### Exercise description
Go through the entries below and pick out every line with "positive".

........

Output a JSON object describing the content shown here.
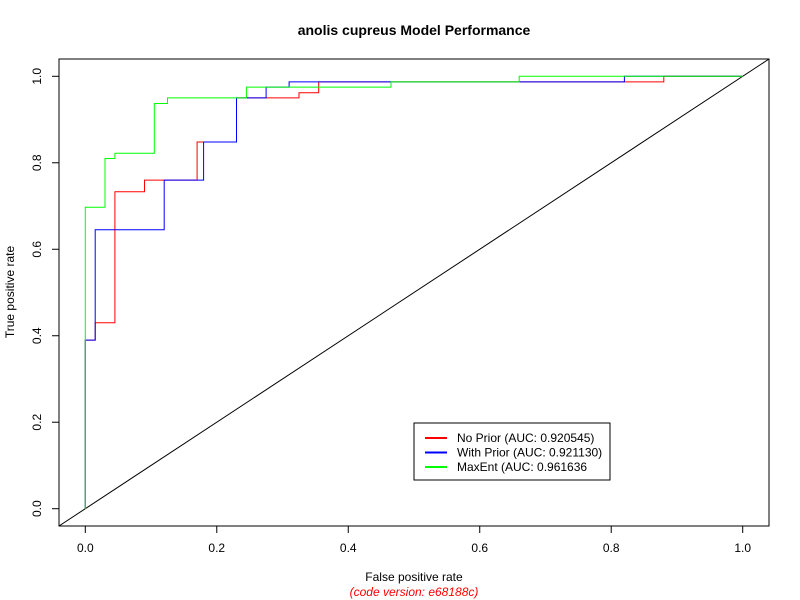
{
  "chart_data": {
    "type": "line",
    "title": "anolis cupreus Model Performance",
    "xlabel": "False positive rate",
    "ylabel": "True positive rate",
    "caption": "(code version: e68188c)",
    "xlim": [
      -0.04,
      1.04
    ],
    "ylim": [
      -0.04,
      1.04
    ],
    "xticks": [
      0.0,
      0.2,
      0.4,
      0.6,
      0.8,
      1.0
    ],
    "yticks": [
      0.0,
      0.2,
      0.4,
      0.6,
      0.8,
      1.0
    ],
    "xtick_labels": [
      "0.0",
      "0.2",
      "0.4",
      "0.6",
      "0.8",
      "1.0"
    ],
    "ytick_labels": [
      "0.0",
      "0.2",
      "0.4",
      "0.6",
      "0.8",
      "1.0"
    ],
    "grid": false,
    "legend_position": "bottom-right",
    "reference_line": {
      "x": [
        -0.04,
        1.04
      ],
      "y": [
        -0.04,
        1.04
      ],
      "color": "#000000"
    },
    "series": [
      {
        "name": "No Prior (AUC: 0.920545)",
        "color": "#ff0000",
        "x": [
          0.0,
          0.0,
          0.015,
          0.015,
          0.045,
          0.045,
          0.09,
          0.09,
          0.12,
          0.12,
          0.17,
          0.17,
          0.23,
          0.23,
          0.28,
          0.28,
          0.325,
          0.325,
          0.355,
          0.355,
          0.88,
          0.88,
          1.0
        ],
        "y": [
          0.0,
          0.39,
          0.39,
          0.43,
          0.43,
          0.733,
          0.733,
          0.76,
          0.76,
          0.76,
          0.76,
          0.848,
          0.848,
          0.95,
          0.95,
          0.95,
          0.95,
          0.962,
          0.962,
          0.987,
          0.987,
          1.0,
          1.0
        ]
      },
      {
        "name": "With Prior (AUC: 0.921130)",
        "color": "#0000ff",
        "x": [
          0.0,
          0.0,
          0.015,
          0.015,
          0.12,
          0.12,
          0.18,
          0.18,
          0.23,
          0.23,
          0.275,
          0.275,
          0.31,
          0.31,
          0.82,
          0.82,
          1.0
        ],
        "y": [
          0.0,
          0.39,
          0.39,
          0.645,
          0.645,
          0.76,
          0.76,
          0.848,
          0.848,
          0.95,
          0.95,
          0.975,
          0.975,
          0.987,
          0.987,
          1.0,
          1.0
        ]
      },
      {
        "name": "MaxEnt (AUC: 0.961636",
        "color": "#00ff00",
        "x": [
          0.0,
          0.0,
          0.03,
          0.03,
          0.045,
          0.045,
          0.105,
          0.105,
          0.125,
          0.125,
          0.245,
          0.245,
          0.465,
          0.465,
          0.66,
          0.66,
          1.0
        ],
        "y": [
          0.0,
          0.697,
          0.697,
          0.81,
          0.81,
          0.822,
          0.822,
          0.937,
          0.937,
          0.95,
          0.95,
          0.975,
          0.975,
          0.987,
          0.987,
          1.0,
          1.0
        ]
      }
    ]
  }
}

........

### The solution
    "xlabel": "False positive rate",
    "ylabel": "True positive rate",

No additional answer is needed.